**PROBLEM DESCRIPTION:** Reproduce the entries below line for line without changing anything, and omit the pictures from your output.

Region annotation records
★ ★ ★ ★ ★
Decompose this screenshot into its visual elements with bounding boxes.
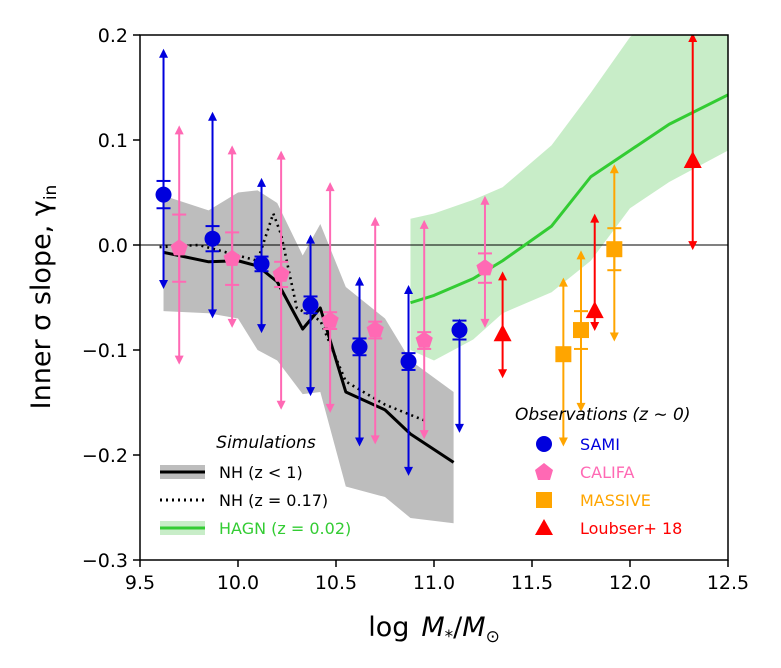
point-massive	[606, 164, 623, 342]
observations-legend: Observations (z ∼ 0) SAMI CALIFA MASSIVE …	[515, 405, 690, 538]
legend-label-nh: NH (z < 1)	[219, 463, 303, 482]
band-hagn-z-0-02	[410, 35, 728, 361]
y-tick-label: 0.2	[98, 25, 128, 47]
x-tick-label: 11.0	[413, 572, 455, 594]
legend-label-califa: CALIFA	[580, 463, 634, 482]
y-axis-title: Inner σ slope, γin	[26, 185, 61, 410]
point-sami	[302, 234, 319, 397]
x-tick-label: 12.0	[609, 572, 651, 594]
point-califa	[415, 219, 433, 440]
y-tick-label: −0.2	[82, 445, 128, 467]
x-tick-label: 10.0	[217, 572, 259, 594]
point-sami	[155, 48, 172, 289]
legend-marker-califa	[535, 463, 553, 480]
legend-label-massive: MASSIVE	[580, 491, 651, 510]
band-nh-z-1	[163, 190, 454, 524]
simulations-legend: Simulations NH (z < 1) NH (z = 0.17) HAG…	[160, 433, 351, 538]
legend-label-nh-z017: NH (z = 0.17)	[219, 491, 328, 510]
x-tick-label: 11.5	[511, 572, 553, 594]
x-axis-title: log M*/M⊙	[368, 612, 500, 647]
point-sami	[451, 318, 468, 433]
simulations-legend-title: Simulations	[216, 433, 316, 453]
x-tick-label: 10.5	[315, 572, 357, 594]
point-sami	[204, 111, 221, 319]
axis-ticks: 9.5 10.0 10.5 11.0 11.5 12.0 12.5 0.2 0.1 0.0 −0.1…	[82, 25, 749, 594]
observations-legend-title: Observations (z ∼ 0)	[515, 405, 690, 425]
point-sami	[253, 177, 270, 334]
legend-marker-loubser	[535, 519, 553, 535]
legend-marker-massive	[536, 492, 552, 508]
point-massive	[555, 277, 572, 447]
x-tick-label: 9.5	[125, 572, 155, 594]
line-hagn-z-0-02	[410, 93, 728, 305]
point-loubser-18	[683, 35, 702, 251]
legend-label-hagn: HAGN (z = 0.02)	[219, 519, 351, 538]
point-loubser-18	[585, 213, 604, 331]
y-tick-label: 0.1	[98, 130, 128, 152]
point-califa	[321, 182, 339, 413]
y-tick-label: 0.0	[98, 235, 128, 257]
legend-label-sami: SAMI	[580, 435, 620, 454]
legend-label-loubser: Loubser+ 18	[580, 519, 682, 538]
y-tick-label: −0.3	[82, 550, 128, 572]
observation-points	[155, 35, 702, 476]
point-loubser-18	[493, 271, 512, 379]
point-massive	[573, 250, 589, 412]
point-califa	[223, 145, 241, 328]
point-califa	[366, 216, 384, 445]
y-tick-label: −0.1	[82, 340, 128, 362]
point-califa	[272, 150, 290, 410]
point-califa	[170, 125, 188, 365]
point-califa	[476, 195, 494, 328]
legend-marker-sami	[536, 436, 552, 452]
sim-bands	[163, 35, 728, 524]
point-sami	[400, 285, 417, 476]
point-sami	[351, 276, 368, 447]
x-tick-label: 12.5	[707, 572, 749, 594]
★ ★ ★ ★ ★
**TASK RESULT:**
Decompose this screenshot into its visual elements with bounding boxes.
point-massive	[606, 164, 623, 342]
observations-legend: Observations (z ∼ 0) SAMI CALIFA MASSIVE …	[515, 405, 690, 538]
legend-label-nh: NH (z < 1)	[219, 463, 303, 482]
band-hagn-z-0-02	[410, 35, 728, 361]
y-tick-label: 0.2	[98, 25, 128, 47]
x-tick-label: 11.0	[413, 572, 455, 594]
legend-label-califa: CALIFA	[580, 463, 634, 482]
y-axis-title: Inner σ slope, γin	[26, 185, 61, 410]
point-sami	[302, 234, 319, 397]
x-tick-label: 12.0	[609, 572, 651, 594]
point-califa	[415, 219, 433, 440]
y-tick-label: −0.2	[82, 445, 128, 467]
x-tick-label: 10.0	[217, 572, 259, 594]
point-sami	[155, 48, 172, 289]
legend-marker-califa	[535, 463, 553, 480]
legend-label-massive: MASSIVE	[580, 491, 651, 510]
band-nh-z-1	[163, 190, 454, 524]
simulations-legend: Simulations NH (z < 1) NH (z = 0.17) HAG…	[160, 433, 351, 538]
legend-label-nh-z017: NH (z = 0.17)	[219, 491, 328, 510]
x-tick-label: 11.5	[511, 572, 553, 594]
x-axis-title: log M*/M⊙	[368, 612, 500, 647]
point-sami	[451, 318, 468, 433]
simulations-legend-title: Simulations	[216, 433, 316, 453]
x-tick-label: 10.5	[315, 572, 357, 594]
point-sami	[204, 111, 221, 319]
axis-ticks: 9.5 10.0 10.5 11.0 11.5 12.0 12.5 0.2 0.1 0.0 −0.1…	[82, 25, 749, 594]
observations-legend-title: Observations (z ∼ 0)	[515, 405, 690, 425]
point-sami	[253, 177, 270, 334]
legend-marker-loubser	[535, 519, 553, 535]
legend-marker-massive	[536, 492, 552, 508]
point-massive	[555, 277, 572, 447]
x-tick-label: 9.5	[125, 572, 155, 594]
line-hagn-z-0-02	[410, 93, 728, 305]
point-loubser-18	[683, 35, 702, 251]
legend-label-hagn: HAGN (z = 0.02)	[219, 519, 351, 538]
point-loubser-18	[585, 213, 604, 331]
y-tick-label: 0.1	[98, 130, 128, 152]
point-califa	[321, 182, 339, 413]
y-tick-label: 0.0	[98, 235, 128, 257]
legend-label-sami: SAMI	[580, 435, 620, 454]
legend-label-loubser: Loubser+ 18	[580, 519, 682, 538]
y-tick-label: −0.3	[82, 550, 128, 572]
observation-points	[155, 35, 702, 476]
point-loubser-18	[493, 271, 512, 379]
point-massive	[573, 250, 589, 412]
point-califa	[223, 145, 241, 328]
point-califa	[366, 216, 384, 445]
y-tick-label: −0.1	[82, 340, 128, 362]
point-califa	[272, 150, 290, 410]
point-califa	[170, 125, 188, 365]
point-califa	[476, 195, 494, 328]
legend-marker-sami	[536, 436, 552, 452]
sim-bands	[163, 35, 728, 524]
point-sami	[400, 285, 417, 476]
point-sami	[351, 276, 368, 447]
x-tick-label: 12.5	[707, 572, 749, 594]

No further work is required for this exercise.